[Fragmento de origen]:
# # # #

Cuando era joven pensaba que podía ser bueno huir del tono romántico. Luego entendí que lo bueno de esa huida, cualquier huida formal o de estilo, radicaba en que fuera necesaria, es decir, lógica en el texto. Si el suceso necesita la huida de lo romántico, maravilloso. Si no, ¿por qué habría de desechar ese aspecto? Cada texto modula diferente, aunque a mí como autora me guste la risa. También hay textos donde no me río. Donde solo lloro, flexiono y muero. Y me parece perfecto. Esa sería mi muerte consciente. Cuando me entrego. Sin hacer concesiones. Y desaparezco unos días. Hasta que exhalo. A mí personalmente me han ocurrido dos muertes. La muerte de no escribir a diario y la muerte de no leer. No hay nada que me agote más que no leer. Darme cuenta de que hace meses no leo. Darme cuenta de que estoy rodeada de libros que no puedo abrir porque no es el momento para abrir libros sino para sobrevivir. Es curioso cómo antes yo solo sobrevivía si abría un libro. ¿Qué ha pasado, dios mío? Lo que sea que haya pasado, es repugnante y desagradable.

# # # #

[Descripción de la tarea]: Prolonga la reflexión de arriba sobre la escritura y la lectura a partir de su última oración.

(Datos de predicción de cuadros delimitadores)
# # # #

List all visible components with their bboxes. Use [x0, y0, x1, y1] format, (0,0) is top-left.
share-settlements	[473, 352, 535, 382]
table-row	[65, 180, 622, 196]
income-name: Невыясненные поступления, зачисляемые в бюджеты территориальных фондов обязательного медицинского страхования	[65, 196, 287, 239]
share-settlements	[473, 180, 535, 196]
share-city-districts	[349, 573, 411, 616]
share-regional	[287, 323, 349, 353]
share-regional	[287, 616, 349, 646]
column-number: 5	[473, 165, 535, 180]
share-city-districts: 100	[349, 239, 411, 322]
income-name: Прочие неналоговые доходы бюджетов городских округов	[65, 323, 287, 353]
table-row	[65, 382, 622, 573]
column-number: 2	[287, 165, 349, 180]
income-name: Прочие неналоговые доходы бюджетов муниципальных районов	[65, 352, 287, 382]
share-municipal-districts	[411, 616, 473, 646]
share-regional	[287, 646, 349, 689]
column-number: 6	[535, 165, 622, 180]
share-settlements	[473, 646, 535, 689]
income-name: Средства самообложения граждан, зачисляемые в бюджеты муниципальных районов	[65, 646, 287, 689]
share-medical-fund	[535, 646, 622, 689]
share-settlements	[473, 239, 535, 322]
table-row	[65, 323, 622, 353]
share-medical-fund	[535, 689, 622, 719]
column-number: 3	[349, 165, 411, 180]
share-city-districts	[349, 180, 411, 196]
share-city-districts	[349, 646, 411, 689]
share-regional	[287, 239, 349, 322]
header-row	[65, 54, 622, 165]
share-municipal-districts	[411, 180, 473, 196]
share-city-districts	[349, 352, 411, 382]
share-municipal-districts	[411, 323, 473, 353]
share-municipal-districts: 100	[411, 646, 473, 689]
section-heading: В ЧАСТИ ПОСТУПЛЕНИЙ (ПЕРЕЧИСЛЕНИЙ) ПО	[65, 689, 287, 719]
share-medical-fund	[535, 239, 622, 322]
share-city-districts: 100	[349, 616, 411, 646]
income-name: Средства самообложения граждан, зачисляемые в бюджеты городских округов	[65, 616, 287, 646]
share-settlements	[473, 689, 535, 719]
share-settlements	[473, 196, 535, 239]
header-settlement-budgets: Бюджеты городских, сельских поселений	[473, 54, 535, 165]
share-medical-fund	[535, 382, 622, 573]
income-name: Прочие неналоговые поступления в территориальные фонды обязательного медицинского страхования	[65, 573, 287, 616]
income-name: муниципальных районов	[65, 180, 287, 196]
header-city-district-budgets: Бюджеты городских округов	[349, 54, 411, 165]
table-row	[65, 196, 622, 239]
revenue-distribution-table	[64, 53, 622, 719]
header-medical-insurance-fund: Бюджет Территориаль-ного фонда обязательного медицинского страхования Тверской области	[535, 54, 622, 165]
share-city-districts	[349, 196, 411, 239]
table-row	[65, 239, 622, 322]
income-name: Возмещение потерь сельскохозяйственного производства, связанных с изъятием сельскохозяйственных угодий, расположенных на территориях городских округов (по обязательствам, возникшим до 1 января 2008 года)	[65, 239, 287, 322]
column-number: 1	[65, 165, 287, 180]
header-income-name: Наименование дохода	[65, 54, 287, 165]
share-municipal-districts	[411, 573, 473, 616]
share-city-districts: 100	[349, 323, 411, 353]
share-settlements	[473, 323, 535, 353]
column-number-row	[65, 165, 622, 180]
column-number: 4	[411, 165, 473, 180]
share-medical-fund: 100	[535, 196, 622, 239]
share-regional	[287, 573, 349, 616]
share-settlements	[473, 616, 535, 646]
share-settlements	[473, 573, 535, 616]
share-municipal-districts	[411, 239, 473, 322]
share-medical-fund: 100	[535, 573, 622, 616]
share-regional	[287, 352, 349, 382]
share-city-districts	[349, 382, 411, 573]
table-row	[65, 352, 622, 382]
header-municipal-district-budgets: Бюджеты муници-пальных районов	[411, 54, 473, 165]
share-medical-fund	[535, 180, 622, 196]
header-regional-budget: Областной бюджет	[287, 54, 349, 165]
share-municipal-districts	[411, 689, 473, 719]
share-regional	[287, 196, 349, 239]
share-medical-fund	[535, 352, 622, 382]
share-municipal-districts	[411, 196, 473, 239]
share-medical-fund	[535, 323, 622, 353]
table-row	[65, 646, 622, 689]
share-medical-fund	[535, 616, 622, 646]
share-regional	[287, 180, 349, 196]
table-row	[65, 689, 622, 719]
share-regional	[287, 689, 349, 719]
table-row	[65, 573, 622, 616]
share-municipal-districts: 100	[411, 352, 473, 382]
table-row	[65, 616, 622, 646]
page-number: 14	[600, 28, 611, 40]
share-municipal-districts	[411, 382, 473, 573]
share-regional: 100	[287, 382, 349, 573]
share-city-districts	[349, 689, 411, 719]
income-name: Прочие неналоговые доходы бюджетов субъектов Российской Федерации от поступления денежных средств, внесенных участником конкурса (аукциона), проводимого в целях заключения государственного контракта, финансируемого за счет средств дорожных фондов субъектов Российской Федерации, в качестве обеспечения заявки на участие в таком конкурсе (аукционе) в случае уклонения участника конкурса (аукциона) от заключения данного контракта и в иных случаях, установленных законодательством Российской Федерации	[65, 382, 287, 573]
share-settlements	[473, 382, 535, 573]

# # # #

[Resultado de tarea]:
Incluso cuando ensayo, de manera absolutamente intuitiva, estoy contando un suceso, algo que está en mi imaginación, aunque pertenezca a un género y a un estilo definidos. No sé cómo lo hacen otros escritores, parece que hay herramientas sofisticadas y útiles, que yo rechazo. Mi texto pertenece a mi imaginación, a la inventiva. Yo no valoro, no opino. Yo imagino una opinión. Es ahí donde puedo respirar, donde existo como autora y donde existe mi escritura. Es ahí donde construyo la casita de dos piernas. Fascinada, fría, seca o alegre. Los textos más ensayísticos, más cercanos al plano personal, se construyen con cantidades elevadas de placer, como mismo se construye un relato infantil, por ejemplo. He usado la forma impersonal a propósito, para dar una idea equivocada. Casi siempre estoy equivocada, como mínimo, lo que pasa es que esa equivocación me permite el retorno, el pliegue, la curva. Y en otro plano, me permite el juego, el desliz, la zozobra. Recordemos la contradicción del azul celeste y el azul nublado. Todas estas palabras tecleadas entre esos dos azules a punto de cancelarse.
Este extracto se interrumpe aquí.